[Stored data]
────

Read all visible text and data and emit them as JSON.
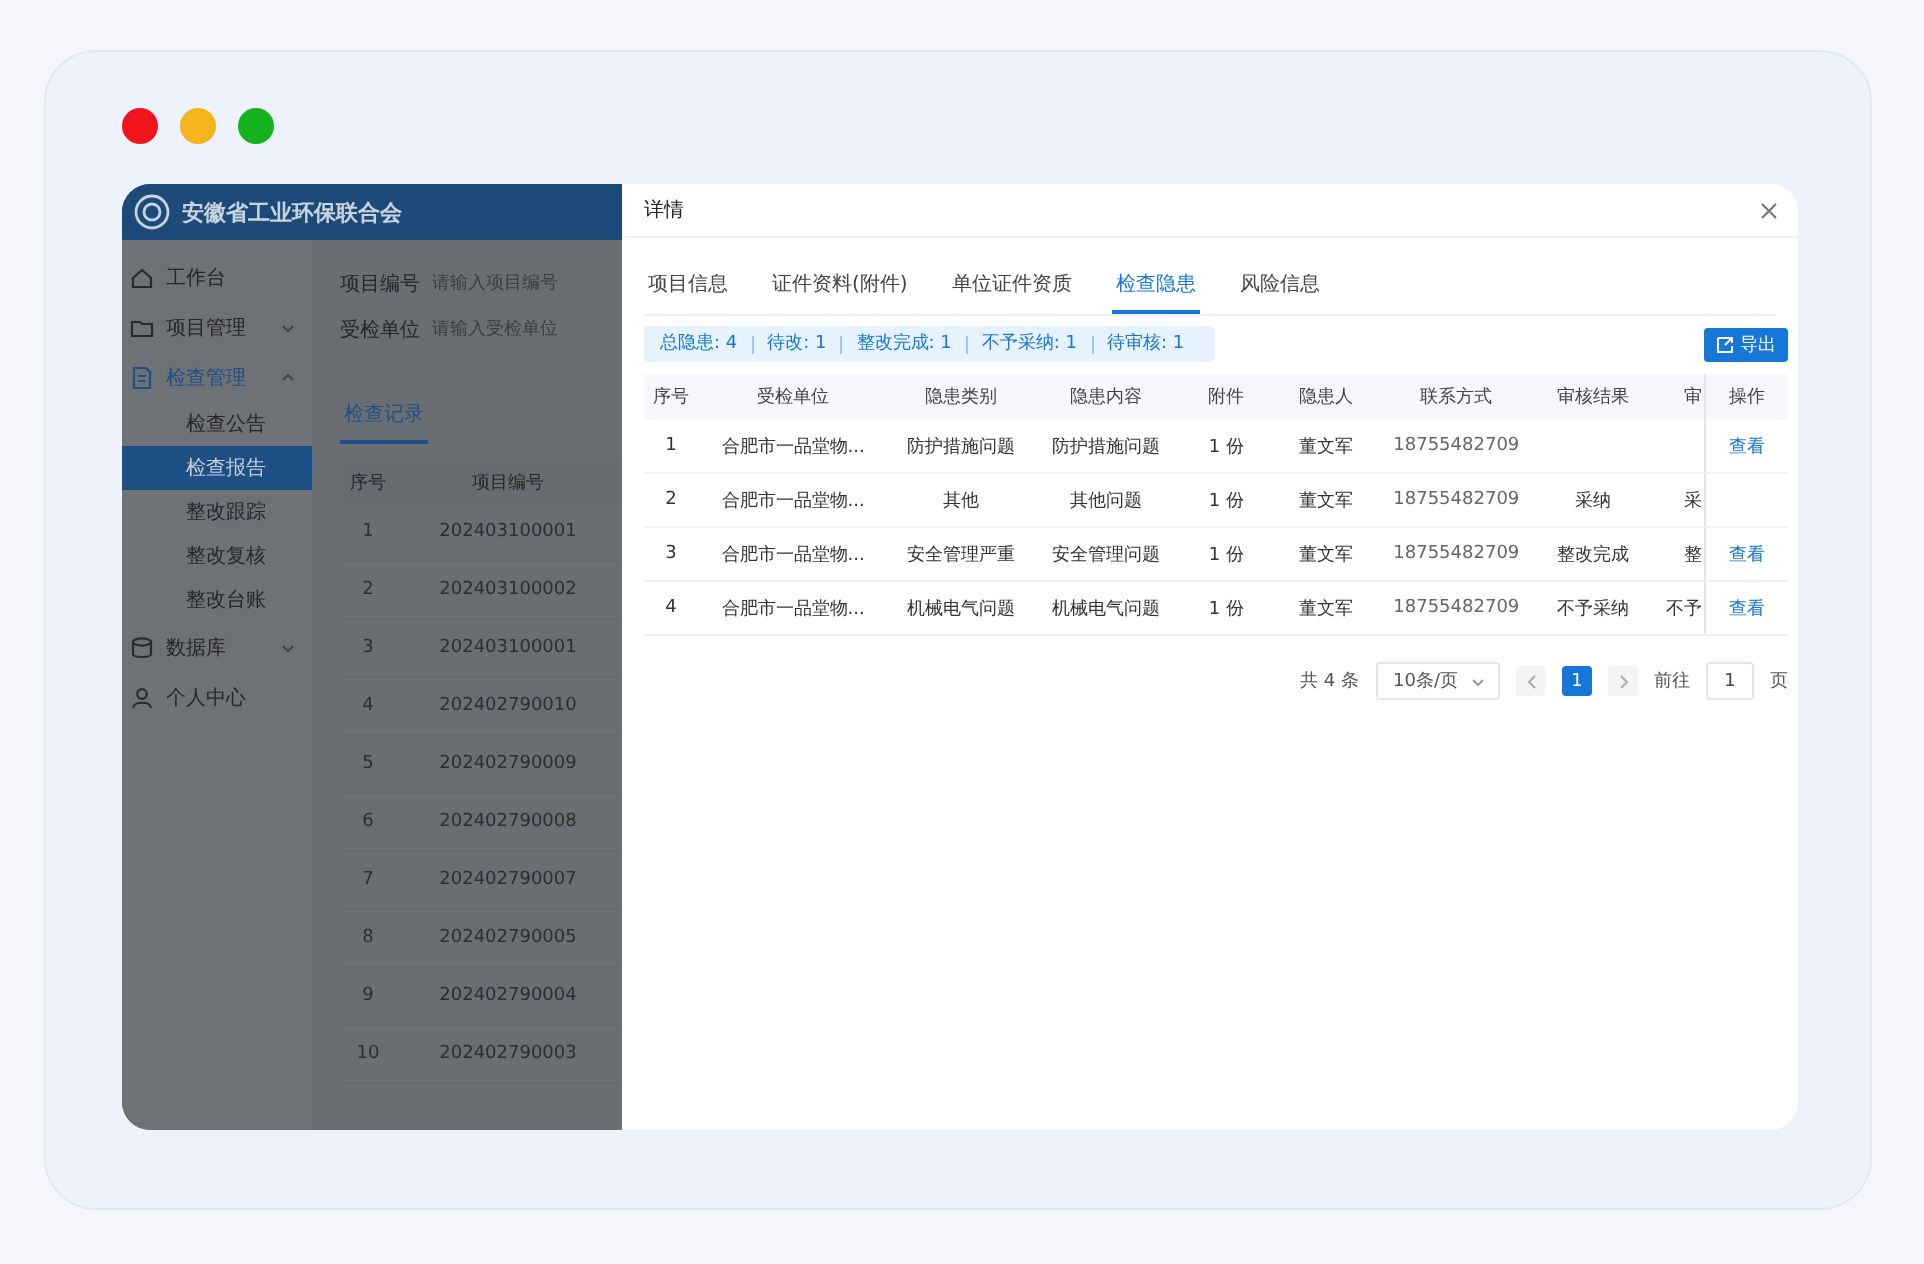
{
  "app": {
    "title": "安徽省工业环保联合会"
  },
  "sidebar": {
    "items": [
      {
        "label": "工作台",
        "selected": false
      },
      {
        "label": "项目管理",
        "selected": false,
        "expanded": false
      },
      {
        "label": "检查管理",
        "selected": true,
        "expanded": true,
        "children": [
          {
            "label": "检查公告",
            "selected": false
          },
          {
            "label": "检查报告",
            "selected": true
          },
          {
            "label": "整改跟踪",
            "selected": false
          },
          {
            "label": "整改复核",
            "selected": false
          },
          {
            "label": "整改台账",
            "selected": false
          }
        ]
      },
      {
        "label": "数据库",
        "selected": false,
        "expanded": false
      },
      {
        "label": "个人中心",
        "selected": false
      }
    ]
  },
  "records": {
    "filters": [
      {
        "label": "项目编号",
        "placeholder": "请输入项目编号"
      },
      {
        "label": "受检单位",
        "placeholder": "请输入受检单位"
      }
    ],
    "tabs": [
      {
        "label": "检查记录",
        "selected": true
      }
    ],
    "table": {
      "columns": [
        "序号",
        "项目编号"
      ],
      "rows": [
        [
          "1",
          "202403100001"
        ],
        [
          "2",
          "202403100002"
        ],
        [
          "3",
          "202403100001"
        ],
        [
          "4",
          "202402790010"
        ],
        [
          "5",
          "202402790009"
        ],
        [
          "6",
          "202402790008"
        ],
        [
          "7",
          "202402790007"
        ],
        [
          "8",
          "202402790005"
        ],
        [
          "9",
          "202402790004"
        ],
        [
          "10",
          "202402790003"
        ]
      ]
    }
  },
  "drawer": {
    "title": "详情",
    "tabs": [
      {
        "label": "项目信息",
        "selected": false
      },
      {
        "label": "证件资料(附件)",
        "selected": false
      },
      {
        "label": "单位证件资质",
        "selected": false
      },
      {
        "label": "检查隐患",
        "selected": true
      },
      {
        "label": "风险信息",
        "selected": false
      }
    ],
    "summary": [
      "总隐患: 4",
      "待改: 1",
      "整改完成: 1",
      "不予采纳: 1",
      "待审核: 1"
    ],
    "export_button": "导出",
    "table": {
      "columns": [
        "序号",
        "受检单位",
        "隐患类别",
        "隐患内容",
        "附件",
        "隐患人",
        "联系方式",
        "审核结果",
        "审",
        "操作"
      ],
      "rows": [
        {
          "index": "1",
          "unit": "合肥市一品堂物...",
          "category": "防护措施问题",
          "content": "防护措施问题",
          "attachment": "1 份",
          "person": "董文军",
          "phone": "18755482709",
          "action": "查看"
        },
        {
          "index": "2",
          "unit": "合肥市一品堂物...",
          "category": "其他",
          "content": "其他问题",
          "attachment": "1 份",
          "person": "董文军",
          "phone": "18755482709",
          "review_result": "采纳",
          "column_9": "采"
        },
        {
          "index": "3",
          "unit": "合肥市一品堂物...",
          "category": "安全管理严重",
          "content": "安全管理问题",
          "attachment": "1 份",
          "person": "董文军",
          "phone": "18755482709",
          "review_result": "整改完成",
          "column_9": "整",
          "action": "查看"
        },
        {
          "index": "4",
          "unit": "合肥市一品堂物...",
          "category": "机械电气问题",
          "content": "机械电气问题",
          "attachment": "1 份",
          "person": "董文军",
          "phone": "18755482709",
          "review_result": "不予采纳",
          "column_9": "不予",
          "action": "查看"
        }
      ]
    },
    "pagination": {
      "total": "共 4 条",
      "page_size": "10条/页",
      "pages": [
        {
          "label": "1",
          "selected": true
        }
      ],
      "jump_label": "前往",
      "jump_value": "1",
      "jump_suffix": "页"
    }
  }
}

────

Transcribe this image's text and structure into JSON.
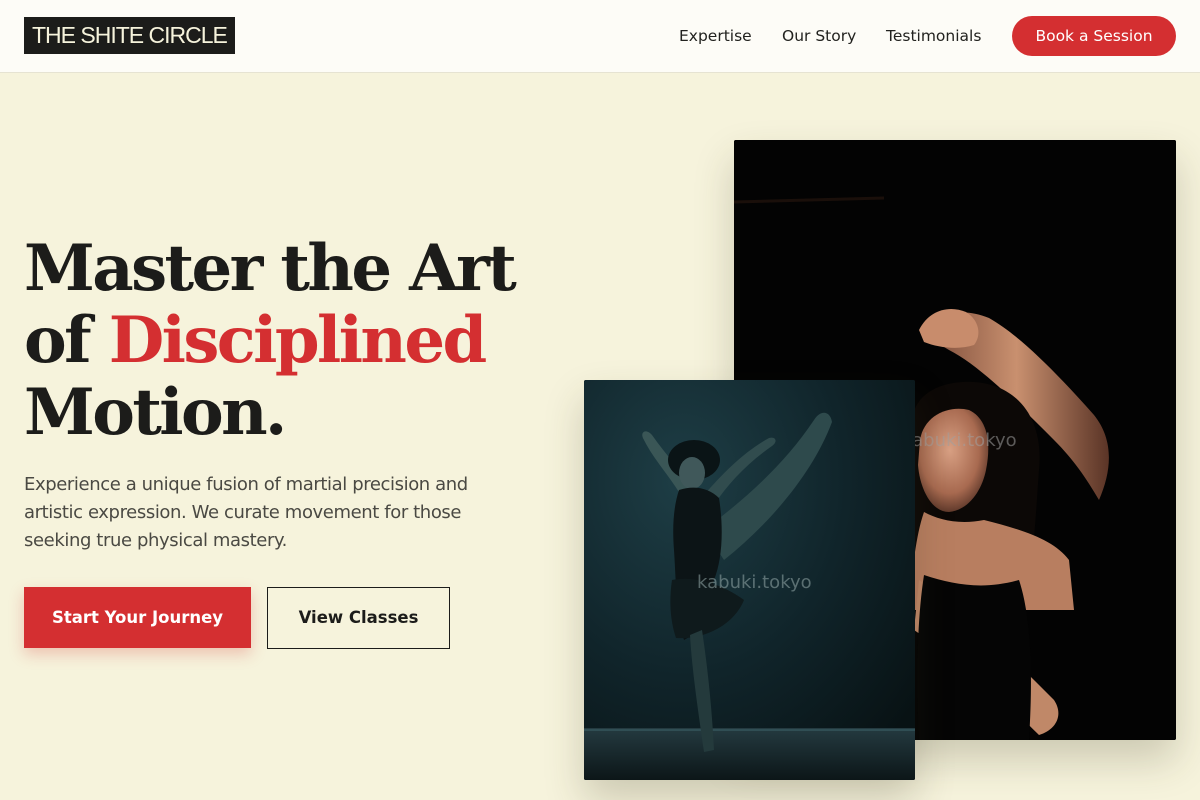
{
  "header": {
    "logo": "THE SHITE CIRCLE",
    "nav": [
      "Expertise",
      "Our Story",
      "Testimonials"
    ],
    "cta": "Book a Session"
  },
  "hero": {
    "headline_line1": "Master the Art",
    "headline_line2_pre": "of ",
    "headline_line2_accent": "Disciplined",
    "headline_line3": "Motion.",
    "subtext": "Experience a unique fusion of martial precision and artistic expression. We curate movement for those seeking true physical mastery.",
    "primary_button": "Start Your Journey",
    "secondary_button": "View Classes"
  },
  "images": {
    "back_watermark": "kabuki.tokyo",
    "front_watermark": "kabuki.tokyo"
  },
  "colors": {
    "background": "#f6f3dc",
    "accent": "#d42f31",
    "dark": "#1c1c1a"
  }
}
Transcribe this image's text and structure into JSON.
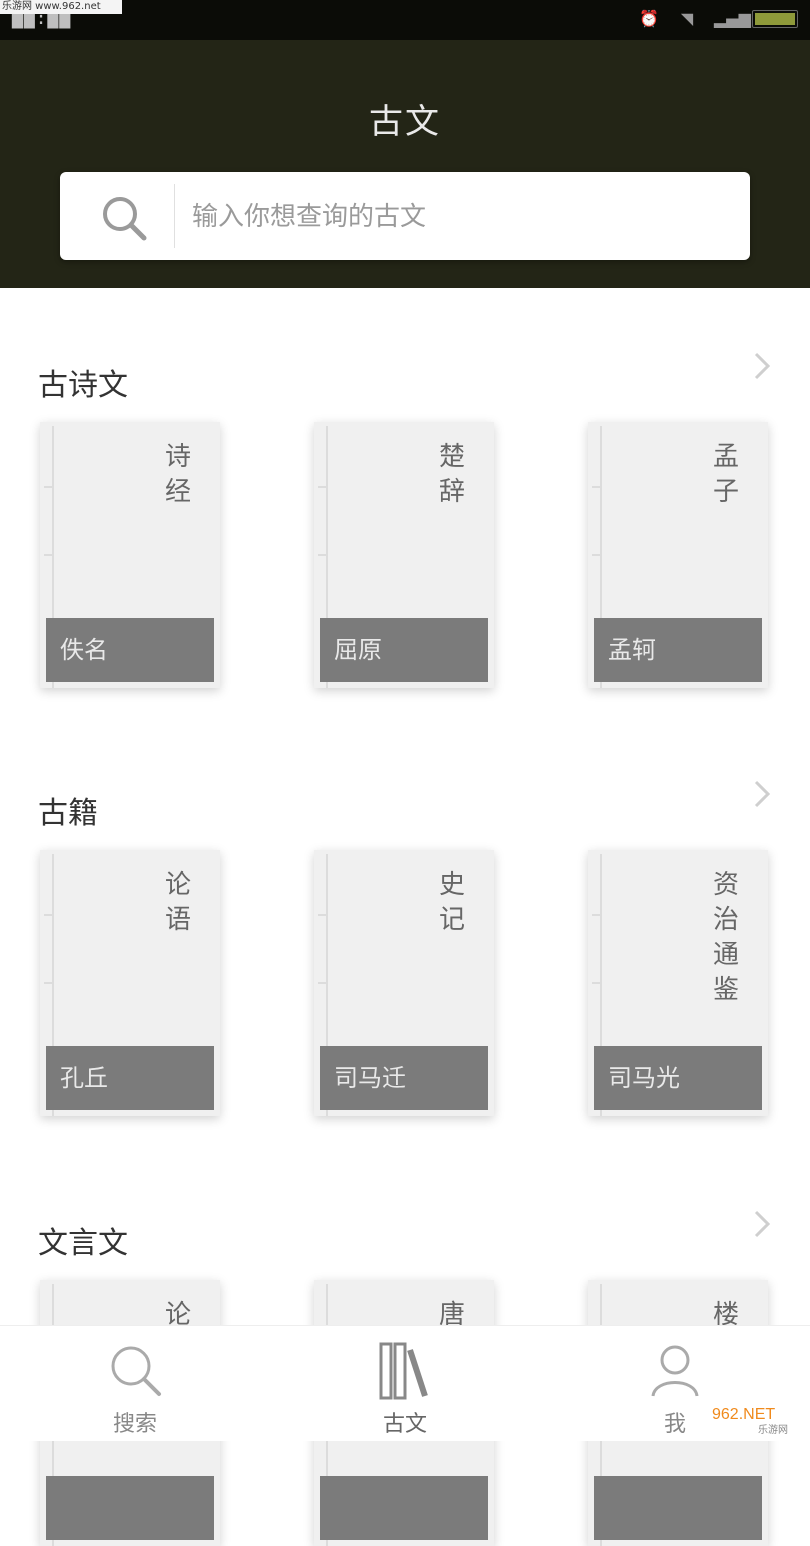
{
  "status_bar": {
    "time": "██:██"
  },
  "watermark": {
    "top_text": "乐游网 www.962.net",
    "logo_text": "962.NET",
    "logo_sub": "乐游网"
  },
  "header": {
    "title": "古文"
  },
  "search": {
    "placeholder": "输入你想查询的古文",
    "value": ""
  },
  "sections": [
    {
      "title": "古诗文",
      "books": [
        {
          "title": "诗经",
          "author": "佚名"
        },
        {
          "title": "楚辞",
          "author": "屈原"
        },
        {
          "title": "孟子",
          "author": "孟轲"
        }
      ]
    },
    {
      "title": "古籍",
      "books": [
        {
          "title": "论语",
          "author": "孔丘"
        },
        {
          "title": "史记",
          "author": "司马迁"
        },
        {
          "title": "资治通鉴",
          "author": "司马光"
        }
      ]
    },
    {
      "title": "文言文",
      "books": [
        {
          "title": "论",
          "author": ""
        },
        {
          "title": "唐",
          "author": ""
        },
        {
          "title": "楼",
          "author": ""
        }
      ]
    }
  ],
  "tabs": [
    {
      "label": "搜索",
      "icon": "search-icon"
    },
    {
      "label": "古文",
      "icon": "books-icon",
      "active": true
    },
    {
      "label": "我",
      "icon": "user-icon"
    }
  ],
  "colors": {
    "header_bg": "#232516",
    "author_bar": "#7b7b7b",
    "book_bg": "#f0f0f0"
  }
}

────

What is being asked:
Search the data for the string "placeholder". List each line that has it.

Exercise solution:
        "placeholder": "请输入项目编号"
        "placeholder": "请输入受检单位"
    "placeholder": "输入你想查询的古文",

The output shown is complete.